Task to complete: All of the records below must be output exactly, with no pictures carried over.

Supplied records:
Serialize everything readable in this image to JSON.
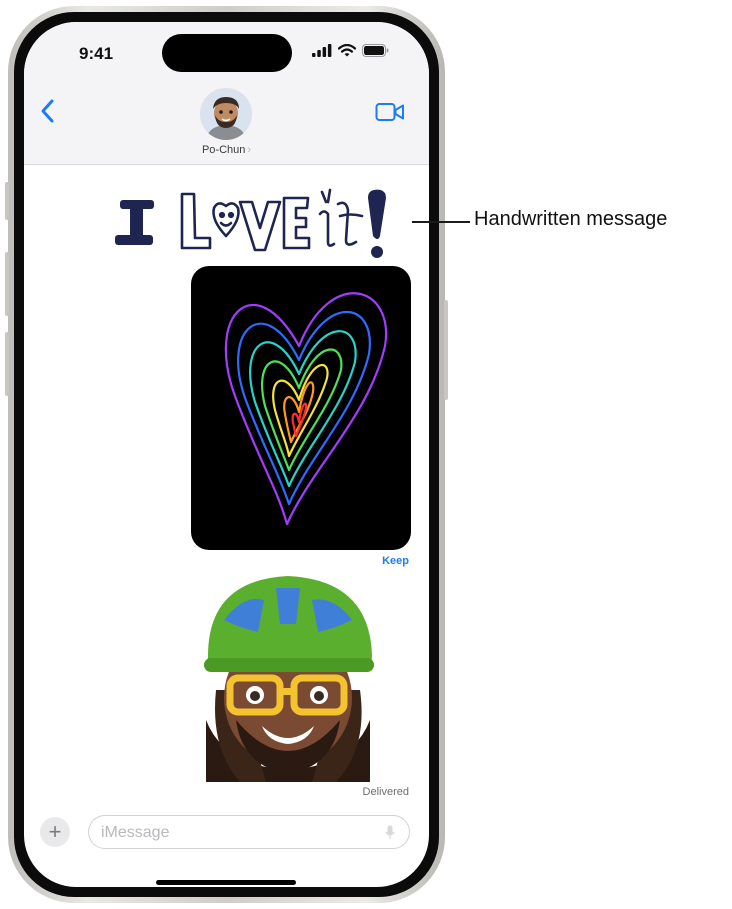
{
  "status_bar": {
    "time": "9:41"
  },
  "header": {
    "contact_name": "Po-Chun",
    "name_chevron": "›",
    "back_icon": "chevron-left-icon",
    "video_icon": "video-camera-icon"
  },
  "messages": {
    "handwritten_text": "I LOVE it!",
    "keep_label": "Keep",
    "delivered_label": "Delivered"
  },
  "input": {
    "add_label": "+",
    "placeholder": "iMessage"
  },
  "callouts": {
    "handwritten": "Handwritten message"
  },
  "colors": {
    "accent": "#1E7CF2",
    "ink": "#1E2550",
    "helmet": "#5BAF2E",
    "glasses": "#F4C430"
  }
}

Solution to this task:
Serialize everything readable in this image to JSON.
{
  "status_bar": {
    "time": "9:41"
  },
  "header": {
    "contact_name": "Po-Chun",
    "name_chevron": "›",
    "back_icon": "chevron-left-icon",
    "video_icon": "video-camera-icon"
  },
  "messages": {
    "handwritten_text": "I LOVE it!",
    "keep_label": "Keep",
    "delivered_label": "Delivered"
  },
  "input": {
    "add_label": "+",
    "placeholder": "iMessage"
  },
  "callouts": {
    "handwritten": "Handwritten message"
  },
  "colors": {
    "accent": "#1E7CF2",
    "ink": "#1E2550",
    "helmet": "#5BAF2E",
    "glasses": "#F4C430"
  }
}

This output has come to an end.